> **DATASET ENTRIES**:
# # # #
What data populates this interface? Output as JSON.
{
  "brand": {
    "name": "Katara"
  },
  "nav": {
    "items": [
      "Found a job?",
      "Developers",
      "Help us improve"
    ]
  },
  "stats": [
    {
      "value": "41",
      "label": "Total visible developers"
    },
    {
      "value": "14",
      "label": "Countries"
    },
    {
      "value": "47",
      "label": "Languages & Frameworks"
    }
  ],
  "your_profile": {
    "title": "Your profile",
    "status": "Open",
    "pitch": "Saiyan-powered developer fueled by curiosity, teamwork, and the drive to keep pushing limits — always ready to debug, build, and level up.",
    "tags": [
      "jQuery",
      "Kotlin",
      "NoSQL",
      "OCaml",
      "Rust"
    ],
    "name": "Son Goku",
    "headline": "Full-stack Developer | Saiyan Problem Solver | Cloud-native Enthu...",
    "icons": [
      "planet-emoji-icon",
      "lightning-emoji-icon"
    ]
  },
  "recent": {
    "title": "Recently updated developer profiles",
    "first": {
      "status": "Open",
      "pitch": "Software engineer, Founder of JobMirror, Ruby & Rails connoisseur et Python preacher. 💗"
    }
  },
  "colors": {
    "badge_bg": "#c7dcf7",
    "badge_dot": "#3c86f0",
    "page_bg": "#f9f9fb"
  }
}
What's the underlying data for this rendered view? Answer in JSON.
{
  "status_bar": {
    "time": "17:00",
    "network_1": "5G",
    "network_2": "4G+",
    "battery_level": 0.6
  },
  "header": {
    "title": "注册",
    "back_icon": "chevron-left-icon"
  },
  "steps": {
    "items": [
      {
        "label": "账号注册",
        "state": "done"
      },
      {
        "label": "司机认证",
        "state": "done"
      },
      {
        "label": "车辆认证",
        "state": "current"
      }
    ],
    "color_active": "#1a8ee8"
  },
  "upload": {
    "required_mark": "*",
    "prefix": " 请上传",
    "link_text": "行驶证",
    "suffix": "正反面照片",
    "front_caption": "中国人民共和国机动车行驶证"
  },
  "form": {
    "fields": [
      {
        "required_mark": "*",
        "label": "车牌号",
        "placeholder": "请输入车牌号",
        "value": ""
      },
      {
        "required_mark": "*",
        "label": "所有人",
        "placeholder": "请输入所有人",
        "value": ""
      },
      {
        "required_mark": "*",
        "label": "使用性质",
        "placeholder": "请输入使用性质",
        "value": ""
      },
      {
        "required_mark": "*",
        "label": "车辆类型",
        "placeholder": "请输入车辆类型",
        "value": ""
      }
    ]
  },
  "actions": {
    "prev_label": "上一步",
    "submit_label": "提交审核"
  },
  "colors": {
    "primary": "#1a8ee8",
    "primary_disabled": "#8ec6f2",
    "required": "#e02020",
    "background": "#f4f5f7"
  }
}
# # # #
> **REQUIRED TASK**: Select and copy each line from the data that includes the word "What".

> **COMPLETE ANSWER**:
What data populates this interface? Output as JSON.
What's the underlying data for this rendered view? Answer in JSON.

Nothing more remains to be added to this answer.